Start of Dataset extract
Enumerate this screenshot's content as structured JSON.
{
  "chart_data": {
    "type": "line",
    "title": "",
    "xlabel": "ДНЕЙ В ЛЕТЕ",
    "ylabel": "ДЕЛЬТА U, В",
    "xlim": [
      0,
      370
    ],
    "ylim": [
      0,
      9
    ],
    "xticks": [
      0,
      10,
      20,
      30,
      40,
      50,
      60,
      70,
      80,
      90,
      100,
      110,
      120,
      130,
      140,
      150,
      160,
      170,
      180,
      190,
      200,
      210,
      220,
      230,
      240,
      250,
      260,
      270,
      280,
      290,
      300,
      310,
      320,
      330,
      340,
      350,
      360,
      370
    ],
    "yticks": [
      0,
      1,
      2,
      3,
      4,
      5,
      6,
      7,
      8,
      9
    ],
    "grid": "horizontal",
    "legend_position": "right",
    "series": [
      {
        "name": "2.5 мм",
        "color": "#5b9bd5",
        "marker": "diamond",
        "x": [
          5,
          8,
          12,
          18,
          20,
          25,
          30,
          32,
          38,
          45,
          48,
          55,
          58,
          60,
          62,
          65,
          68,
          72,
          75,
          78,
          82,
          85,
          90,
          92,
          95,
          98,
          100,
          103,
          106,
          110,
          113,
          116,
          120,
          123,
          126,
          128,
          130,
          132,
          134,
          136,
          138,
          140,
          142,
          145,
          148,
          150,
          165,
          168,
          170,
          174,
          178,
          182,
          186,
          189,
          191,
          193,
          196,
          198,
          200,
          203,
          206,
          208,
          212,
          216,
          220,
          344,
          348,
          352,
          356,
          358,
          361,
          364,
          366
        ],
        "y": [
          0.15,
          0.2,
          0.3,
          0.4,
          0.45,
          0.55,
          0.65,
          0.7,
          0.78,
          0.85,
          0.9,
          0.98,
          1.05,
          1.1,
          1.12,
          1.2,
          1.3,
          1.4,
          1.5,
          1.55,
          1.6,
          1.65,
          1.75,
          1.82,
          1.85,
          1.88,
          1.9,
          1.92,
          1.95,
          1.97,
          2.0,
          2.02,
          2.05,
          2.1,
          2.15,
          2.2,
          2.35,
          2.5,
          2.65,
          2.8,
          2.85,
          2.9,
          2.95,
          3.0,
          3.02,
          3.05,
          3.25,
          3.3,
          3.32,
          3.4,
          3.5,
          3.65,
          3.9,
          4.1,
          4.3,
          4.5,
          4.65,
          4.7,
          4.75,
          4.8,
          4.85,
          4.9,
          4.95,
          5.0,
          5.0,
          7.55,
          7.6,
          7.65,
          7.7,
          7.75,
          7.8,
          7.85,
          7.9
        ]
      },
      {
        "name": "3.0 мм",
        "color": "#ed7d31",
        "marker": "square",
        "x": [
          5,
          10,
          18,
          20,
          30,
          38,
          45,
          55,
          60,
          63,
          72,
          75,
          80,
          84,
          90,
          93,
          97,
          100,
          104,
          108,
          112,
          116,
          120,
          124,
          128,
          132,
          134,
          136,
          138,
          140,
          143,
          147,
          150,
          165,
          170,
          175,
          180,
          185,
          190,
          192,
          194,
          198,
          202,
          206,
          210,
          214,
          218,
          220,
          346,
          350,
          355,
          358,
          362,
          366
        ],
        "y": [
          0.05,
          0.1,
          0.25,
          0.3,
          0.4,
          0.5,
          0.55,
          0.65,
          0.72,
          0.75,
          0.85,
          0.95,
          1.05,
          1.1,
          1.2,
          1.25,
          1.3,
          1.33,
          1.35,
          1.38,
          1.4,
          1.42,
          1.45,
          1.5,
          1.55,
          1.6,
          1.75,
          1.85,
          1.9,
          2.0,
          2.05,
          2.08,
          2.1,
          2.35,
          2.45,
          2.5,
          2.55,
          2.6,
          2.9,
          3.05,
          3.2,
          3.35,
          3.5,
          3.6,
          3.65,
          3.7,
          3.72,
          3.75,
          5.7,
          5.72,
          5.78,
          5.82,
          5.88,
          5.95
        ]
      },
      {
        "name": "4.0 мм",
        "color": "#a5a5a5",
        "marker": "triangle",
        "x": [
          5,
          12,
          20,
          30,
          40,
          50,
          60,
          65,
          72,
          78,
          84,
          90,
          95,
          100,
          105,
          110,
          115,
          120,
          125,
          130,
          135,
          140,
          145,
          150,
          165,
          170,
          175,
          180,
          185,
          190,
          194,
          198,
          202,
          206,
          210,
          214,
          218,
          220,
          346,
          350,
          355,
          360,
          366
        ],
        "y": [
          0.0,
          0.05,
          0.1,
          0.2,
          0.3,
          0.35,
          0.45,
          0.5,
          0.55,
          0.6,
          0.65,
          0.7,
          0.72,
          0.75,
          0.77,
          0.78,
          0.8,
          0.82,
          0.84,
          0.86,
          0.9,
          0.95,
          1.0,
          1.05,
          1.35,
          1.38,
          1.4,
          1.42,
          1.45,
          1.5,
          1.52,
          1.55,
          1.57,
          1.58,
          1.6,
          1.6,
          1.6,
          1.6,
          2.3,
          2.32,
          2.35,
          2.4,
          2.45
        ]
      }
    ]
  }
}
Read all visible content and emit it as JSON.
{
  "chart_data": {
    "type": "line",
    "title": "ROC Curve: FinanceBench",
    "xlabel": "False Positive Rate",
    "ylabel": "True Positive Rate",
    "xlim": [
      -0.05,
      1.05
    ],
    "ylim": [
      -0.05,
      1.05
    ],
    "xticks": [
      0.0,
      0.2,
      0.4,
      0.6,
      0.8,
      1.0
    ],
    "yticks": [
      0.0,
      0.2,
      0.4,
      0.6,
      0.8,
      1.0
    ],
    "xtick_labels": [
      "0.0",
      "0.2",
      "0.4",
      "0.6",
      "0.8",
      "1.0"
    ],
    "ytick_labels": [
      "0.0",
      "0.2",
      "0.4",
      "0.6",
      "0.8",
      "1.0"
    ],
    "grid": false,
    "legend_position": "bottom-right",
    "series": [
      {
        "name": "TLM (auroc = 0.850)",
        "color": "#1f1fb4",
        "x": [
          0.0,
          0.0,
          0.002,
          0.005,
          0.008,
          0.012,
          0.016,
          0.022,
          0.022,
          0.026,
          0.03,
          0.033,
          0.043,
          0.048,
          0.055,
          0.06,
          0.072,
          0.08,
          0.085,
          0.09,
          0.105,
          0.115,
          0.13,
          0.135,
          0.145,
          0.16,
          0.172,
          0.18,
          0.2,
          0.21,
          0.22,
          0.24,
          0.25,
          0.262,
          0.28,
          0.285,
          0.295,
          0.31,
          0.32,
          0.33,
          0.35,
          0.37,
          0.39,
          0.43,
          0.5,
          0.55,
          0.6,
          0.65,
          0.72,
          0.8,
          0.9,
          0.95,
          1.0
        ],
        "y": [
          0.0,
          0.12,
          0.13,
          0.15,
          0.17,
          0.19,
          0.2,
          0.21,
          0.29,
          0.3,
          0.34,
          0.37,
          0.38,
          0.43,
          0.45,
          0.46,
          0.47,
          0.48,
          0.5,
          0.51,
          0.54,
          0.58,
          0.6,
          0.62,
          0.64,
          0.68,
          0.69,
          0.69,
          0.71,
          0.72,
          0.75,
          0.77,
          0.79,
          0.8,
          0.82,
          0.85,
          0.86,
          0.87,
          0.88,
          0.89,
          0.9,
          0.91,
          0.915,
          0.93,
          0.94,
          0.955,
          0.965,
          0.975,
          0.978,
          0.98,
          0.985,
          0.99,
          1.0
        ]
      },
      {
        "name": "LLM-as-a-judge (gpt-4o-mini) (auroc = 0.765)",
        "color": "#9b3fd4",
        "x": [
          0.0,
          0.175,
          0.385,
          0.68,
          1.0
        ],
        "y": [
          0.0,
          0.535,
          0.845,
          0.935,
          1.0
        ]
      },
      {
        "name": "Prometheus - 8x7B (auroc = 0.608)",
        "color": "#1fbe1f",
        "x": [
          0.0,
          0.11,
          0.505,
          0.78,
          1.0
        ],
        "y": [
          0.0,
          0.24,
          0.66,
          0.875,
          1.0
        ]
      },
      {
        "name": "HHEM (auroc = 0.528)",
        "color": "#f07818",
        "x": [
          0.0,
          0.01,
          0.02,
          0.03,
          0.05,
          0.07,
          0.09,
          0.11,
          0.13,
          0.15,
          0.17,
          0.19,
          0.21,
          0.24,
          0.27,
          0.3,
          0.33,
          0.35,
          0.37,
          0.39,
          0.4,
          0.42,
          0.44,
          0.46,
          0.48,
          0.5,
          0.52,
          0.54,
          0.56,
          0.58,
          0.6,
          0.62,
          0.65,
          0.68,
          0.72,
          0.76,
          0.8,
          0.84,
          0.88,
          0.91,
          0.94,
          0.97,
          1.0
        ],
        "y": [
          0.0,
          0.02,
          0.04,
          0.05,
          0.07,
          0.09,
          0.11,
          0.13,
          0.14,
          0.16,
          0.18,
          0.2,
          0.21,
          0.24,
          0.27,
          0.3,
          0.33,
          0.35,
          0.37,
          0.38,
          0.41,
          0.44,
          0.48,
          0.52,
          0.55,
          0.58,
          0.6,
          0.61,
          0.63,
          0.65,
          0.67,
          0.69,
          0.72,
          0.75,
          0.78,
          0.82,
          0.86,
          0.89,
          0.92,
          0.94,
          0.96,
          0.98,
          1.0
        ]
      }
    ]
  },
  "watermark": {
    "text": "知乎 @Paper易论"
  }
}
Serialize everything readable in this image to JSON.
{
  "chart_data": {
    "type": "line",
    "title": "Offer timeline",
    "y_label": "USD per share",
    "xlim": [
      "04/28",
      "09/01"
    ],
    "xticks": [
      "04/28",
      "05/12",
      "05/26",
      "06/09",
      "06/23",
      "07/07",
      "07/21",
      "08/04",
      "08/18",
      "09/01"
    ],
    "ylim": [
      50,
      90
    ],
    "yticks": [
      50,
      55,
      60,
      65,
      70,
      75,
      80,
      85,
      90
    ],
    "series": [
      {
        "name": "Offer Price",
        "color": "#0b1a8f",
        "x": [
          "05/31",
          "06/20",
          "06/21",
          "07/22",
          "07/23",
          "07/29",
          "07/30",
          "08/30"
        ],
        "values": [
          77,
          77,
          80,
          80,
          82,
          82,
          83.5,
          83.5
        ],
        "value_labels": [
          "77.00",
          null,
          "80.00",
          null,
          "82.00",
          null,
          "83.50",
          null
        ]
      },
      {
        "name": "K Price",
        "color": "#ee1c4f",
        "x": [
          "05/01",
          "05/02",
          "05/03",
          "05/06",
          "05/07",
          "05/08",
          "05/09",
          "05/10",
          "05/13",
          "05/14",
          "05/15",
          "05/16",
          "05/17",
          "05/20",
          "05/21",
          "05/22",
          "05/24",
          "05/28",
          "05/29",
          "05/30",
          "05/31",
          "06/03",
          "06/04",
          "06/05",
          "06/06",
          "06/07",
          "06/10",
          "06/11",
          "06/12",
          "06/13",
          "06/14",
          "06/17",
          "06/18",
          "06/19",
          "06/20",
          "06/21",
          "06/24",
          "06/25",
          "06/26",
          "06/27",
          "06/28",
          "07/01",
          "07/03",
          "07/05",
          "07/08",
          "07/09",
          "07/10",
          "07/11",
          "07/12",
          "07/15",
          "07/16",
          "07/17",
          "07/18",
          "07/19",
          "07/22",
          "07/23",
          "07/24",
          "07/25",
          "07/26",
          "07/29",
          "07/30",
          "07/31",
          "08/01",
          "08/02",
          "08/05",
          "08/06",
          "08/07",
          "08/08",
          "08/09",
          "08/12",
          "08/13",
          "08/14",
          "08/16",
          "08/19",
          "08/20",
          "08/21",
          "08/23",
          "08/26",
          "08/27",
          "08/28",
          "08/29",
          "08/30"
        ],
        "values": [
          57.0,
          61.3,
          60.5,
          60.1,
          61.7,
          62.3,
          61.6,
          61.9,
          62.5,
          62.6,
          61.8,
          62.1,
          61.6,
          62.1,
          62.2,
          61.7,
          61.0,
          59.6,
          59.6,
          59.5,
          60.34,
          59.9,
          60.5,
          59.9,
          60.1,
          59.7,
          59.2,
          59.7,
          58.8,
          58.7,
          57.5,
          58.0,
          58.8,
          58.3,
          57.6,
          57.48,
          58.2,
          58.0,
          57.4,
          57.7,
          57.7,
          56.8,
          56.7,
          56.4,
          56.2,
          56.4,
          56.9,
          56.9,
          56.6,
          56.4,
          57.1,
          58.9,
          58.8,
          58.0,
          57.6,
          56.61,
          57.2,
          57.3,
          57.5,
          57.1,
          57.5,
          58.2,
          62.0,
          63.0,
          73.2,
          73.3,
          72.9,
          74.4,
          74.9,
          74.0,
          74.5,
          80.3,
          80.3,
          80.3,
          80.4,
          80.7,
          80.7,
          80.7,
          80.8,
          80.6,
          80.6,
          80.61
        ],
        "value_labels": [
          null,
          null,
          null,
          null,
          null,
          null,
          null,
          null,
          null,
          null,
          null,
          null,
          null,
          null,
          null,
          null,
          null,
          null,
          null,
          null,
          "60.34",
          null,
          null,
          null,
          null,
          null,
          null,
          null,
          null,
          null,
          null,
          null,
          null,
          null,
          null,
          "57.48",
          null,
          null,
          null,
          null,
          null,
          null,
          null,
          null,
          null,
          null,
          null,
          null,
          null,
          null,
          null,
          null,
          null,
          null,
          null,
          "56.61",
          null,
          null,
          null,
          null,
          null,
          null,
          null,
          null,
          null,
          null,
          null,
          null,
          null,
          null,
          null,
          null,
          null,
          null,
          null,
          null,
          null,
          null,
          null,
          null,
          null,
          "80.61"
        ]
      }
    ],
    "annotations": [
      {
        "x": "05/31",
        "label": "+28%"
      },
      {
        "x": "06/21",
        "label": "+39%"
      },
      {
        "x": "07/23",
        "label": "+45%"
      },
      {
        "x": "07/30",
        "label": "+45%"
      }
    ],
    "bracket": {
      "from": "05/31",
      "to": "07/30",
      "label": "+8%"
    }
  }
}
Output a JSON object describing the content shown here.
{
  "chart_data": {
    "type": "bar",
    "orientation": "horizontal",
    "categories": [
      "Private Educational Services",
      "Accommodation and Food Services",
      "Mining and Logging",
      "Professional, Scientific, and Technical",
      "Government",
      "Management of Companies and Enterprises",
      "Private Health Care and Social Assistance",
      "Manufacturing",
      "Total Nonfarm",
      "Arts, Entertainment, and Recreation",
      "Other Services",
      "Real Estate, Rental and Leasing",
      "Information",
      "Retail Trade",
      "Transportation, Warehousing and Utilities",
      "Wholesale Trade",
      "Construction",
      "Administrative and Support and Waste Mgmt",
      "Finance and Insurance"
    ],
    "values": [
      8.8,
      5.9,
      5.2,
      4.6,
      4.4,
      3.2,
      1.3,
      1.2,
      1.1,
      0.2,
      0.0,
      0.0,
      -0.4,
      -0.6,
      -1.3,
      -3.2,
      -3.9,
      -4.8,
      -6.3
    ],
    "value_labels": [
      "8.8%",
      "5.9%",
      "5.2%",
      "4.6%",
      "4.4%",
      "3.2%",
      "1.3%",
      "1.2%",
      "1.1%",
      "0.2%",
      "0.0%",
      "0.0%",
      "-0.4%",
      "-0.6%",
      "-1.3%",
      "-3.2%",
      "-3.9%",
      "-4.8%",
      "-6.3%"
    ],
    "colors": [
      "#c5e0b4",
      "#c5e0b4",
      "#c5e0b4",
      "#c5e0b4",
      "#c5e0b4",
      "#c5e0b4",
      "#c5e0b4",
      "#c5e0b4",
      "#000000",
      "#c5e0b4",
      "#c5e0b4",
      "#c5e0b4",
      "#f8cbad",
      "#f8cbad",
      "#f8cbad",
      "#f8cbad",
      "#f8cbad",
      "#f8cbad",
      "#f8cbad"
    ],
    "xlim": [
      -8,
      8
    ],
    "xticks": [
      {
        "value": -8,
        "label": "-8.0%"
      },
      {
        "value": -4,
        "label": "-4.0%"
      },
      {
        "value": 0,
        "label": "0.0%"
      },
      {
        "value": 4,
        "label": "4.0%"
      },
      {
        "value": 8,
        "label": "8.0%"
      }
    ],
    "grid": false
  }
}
End of Dataset extract
What to work on: Show every line in the entries where the string "title" occurs.

The reply:
    "title": "",
    "title": "ROC Curve: FinanceBench",
    "title": "Offer timeline",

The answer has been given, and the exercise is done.